→ Strona
####################
Nasza Loteria SR - pasek na kartach artykułów

Ma 33 lata, a wygląda na 20 z haczykiem. Jak to robi?

Krzysztof Korsak 0 95 722 57 72 [email protected]
SYLWIA TRUSZYŃSKAMieszka na Górczynie. Mąż Krzysztof, dzieci Oliwia i Olek. Instruktorka zumby, latinodance i zajęć wzmacniających w fitness klubie Easy Line przy ul. Kombatantów, a także właściciela solarium. Wolny czas poświęca na sport i rodzinę.
SYLWIA TRUSZYŃSKAMieszka na Górczynie. Mąż Krzysztof, dzieci Oliwia i Olek. Instruktorka zumby, latinodance i zajęć wzmacniających w fitness klubie Easy Line przy ul. Kombatantów, a także właściciela solarium. Wolny czas poświęca na sport i rodzinę. fot. Krzysztof Tomicz
- Potrafię od ręki wciągnąć opakowanie ptasiego mleczka - mówi Sylwia Truszyńska z Gorzowa, która wygrała konkurs na najpopularniejszą instruktorkę fitness w mieście

- Wiem, że kobiet nie pyta się o wiek, ale ja zapytam i mam nadzieję, że wybaczysz mi to po drugim pytaniu?
- 33 lata.

- To jakim cudem wyglądasz na 20 z haczykiem?
- (śmiech) Na pewno przyczynił się do tego sport, bo po pierwsze wpłynął na moją sylwetkę, a po drugie mam inne nastawienie do życia, młodsze niż większość rówieśniczek. Nie jestem typem osoby: dom, telewizja.

- Dużo wyrzeczeń potrzeba, żeby tak wyglądać?
- Wręcz przeciwnie. Dzięki aktywności mogę sobie pozwolić od czasu do czasu na więcej, np. ptasie mleczko. Potrafię wciągnąć całe opakowanie...

- ...to gdzie to u ciebie idzie?
- Wyrzucam to na sali, ale gdybym nie ćwiczyła, to pewnie poszłoby gdzieś w ciało.

- Wielu osobom taki wygląd kojarzy się z katorżniczą pracą, dietami.
- Jak rozmawiam z innymi instruktorkami, to żadna z nas nie trzyma jakiejś szczególnej diety. Jak wyjeżdżamy na szkolenia, to pierwsze co, idziemy do McDonald'sa albo KFC i pożeramy wielkie ilości tego jedzenia. Nie jemy specjalnie jakichś musli czy sałatek. Jeżeli ktoś chce dobrze wyglądać, to musi ćwiczyć minimum dwa, a najlepiej trzy razy w tygodniu. Wystarczy nawet 45 minut czy godzinę na zajęciach. Dużo zależy od tego, jak ćwiczymy. Nie ma efektu bez wysiłku. Ważna jest także regularność. Warto wykupić karnet do fitness klubu z góry na dłuższy okres, bo to jest taki bat nad nami i nawet jak ma się lenia, to trzeba iść na zajęcia, skoro już się za nie zapłaciło. Ja sama potrzebuję bata. Dla mnie takim jest praca w fitness klubie. Jak mam urlop dwa tygodnie, to potrafię nic nie robić, ale jak idę na zajęcia, to wiem, że muszę ćwiczyć. A jak już włączam muzykę, to czuję się najszczęśliwsza na świecie.
####################
→ Treść zadań
1. Proszę powtórzyć bez zmian fragment wywiadu z instruktorką fitness, który zaczyna się od słów zawierających „- Wręcz przeciwnie.”, a kończy na „gdzieś w ciało.”.
2. Jak często, według wywiadu z instruktorką fitness, musi ćwiczyć ktoś, kto chce dobrze wyglądać?
####################
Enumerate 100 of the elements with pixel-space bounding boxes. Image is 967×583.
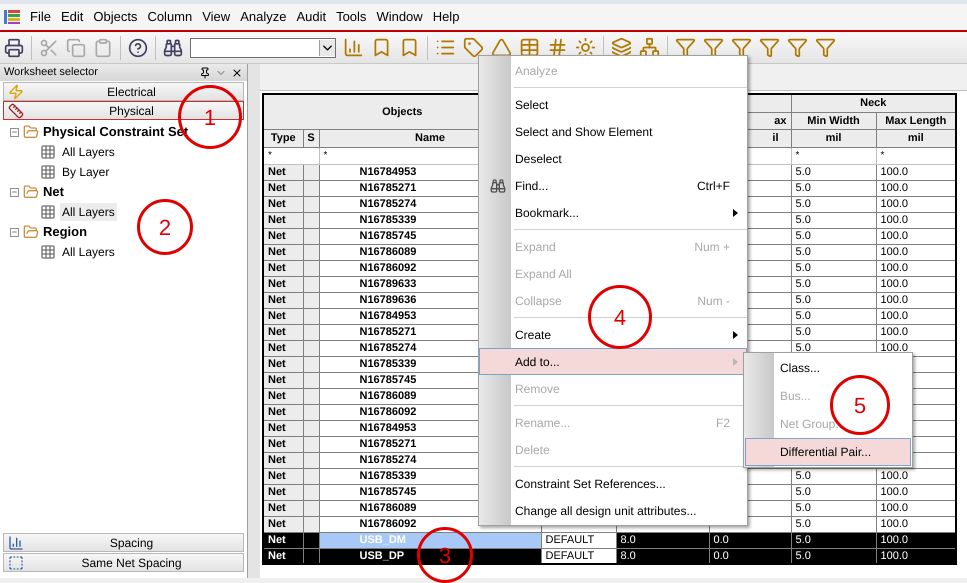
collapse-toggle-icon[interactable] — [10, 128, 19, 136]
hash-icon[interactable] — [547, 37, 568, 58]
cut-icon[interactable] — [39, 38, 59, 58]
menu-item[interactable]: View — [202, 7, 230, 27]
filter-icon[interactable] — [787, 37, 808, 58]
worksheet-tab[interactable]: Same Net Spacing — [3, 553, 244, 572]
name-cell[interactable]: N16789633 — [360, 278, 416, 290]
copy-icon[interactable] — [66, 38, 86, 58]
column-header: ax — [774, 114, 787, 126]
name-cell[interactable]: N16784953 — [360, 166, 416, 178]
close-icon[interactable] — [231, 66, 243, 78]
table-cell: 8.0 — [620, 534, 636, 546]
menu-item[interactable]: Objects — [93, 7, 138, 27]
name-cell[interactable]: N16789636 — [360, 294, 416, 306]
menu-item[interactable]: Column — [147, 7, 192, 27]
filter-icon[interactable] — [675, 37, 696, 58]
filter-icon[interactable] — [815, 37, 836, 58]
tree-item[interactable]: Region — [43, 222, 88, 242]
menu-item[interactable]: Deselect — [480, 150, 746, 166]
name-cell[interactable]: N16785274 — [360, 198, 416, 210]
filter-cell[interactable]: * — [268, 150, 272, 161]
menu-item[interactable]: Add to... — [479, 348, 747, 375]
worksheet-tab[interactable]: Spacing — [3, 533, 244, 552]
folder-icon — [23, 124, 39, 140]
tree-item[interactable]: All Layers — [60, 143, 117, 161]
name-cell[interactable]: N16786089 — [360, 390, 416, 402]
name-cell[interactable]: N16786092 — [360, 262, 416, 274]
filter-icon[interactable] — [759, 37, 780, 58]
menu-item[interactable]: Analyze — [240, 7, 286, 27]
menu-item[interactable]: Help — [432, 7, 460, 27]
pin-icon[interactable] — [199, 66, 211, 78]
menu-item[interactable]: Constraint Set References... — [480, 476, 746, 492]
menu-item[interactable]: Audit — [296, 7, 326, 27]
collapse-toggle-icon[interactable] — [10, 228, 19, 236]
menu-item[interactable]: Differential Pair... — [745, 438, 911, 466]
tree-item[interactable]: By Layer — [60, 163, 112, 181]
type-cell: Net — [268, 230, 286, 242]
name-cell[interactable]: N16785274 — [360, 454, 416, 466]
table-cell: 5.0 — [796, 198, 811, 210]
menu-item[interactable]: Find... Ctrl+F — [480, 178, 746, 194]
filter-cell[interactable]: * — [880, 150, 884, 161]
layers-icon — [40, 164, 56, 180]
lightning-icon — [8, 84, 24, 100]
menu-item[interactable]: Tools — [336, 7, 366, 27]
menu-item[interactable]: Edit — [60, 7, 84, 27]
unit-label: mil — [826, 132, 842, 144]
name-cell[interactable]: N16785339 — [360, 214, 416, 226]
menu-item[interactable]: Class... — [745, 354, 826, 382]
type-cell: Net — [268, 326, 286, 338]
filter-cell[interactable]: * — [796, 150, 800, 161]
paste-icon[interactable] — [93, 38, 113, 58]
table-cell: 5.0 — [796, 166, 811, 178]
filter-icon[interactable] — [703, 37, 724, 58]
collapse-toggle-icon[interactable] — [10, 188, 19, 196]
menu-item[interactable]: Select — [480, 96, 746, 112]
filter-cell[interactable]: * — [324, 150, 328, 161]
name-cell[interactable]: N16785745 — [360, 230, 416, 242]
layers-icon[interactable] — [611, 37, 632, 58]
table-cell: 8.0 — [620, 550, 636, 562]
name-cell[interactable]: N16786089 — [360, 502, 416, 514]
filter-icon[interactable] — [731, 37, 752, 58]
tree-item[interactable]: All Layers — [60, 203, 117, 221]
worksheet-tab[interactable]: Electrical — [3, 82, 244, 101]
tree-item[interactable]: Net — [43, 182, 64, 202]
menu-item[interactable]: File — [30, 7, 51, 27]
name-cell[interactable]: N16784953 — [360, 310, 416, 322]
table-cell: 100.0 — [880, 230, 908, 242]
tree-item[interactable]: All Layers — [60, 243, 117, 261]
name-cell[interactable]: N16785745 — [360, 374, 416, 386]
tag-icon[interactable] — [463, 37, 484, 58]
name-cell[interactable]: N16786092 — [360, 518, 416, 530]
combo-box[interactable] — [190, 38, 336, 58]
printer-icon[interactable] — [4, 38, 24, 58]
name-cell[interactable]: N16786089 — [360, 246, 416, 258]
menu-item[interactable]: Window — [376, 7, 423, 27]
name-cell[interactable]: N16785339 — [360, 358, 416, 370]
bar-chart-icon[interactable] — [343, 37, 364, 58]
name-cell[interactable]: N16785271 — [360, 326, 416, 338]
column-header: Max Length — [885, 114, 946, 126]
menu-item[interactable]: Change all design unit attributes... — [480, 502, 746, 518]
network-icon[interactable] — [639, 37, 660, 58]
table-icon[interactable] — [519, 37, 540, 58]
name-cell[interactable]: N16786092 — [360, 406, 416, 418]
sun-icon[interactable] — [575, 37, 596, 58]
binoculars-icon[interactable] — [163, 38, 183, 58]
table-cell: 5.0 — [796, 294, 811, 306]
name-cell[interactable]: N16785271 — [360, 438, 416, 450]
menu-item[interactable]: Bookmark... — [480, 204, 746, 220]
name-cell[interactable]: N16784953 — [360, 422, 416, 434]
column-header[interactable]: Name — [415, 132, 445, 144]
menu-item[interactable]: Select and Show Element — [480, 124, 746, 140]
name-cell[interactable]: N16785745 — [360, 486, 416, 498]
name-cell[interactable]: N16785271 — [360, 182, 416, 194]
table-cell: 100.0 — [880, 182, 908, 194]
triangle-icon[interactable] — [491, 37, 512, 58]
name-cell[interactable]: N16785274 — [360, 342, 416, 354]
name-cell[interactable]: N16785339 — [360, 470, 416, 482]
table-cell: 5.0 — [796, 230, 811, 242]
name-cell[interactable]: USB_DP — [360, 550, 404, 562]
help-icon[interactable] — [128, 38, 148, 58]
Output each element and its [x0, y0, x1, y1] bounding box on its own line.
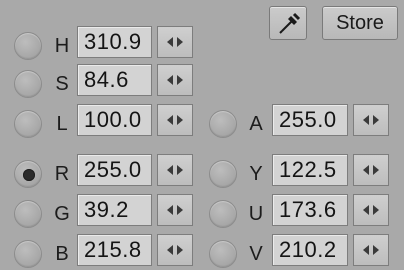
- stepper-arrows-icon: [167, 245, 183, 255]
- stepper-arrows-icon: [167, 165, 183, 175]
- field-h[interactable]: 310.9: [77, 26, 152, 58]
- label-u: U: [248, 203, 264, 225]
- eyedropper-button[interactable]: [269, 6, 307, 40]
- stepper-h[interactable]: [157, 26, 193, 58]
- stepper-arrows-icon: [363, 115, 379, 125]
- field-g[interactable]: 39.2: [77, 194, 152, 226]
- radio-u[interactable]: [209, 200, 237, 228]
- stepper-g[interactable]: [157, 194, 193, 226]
####################
→ Rozwiązane zadania
1.
- Wręcz przeciwnie. Dzięki aktywności mogę sobie pozwolić od czasu do czasu na więcej, np. ptasie mleczko. Potrafię wciągnąć całe opakowanie...

- ...to gdzie to u ciebie idzie?
- Wyrzucam to na sali, ale gdybym nie ćwiczyła, to pewnie poszłoby gdzieś w ciało.

2. Minimum dwa, a najlepiej trzy razy w tygodniu.